## Exercise objective
Look below. Copy each line that has "мероприятий" in it.

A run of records
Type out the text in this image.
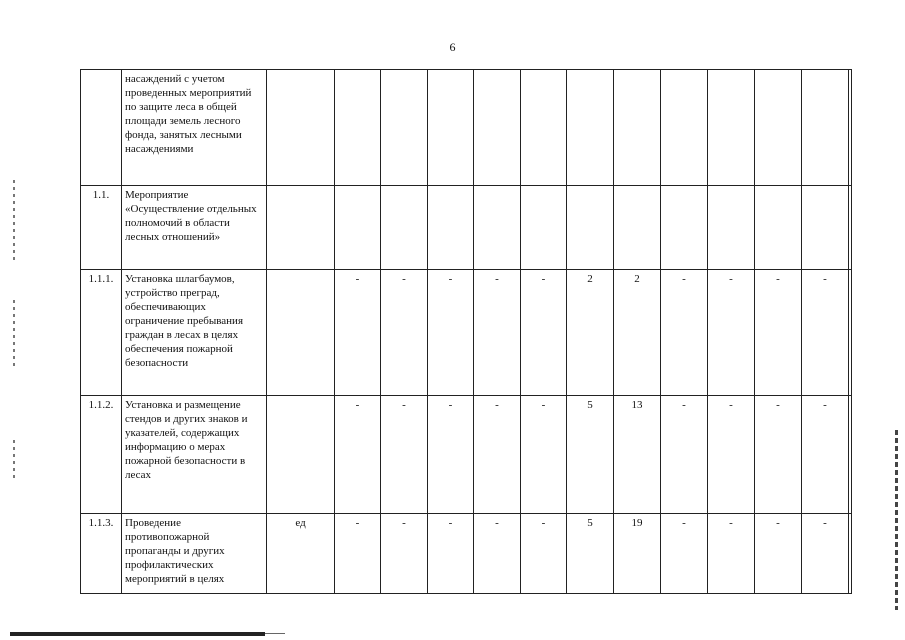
6
	насаждений с учетом проведенных мероприятий по защите леса в общей площади земель лесного фонда, занятых лесными насаждениями													
1.1.	Мероприятие «Осуществление отдельных полномочий в области лесных отношений»													
1.1.1.	Установка шлагбаумов, устройство преград, обеспечивающих ограничение пребывания граждан в лесах в целях обеспечения пожарной безопасности		-	-	-	-	-	2	2	-	-	-	-	
1.1.2.	Установка и размещение стендов и других знаков и указателей, содержащих информацию о мерах пожарной безопасности в лесах		-	-	-	-	-	5	13	-	-	-	-	
1.1.3.	Проведение противопожарной пропаганды и других профилактических мероприятий в целях	ед	-	-	-	-	-	5	19	-	-	-	-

## Response to this task
	насаждений с учетом проведенных мероприятий по защите леса в общей площади земель лесного фонда, занятых лесными насаждениями													
1.1.3.	Проведение противопожарной пропаганды и других профилактических мероприятий в целях	ед	-	-	-	-	-	5	19	-	-	-	-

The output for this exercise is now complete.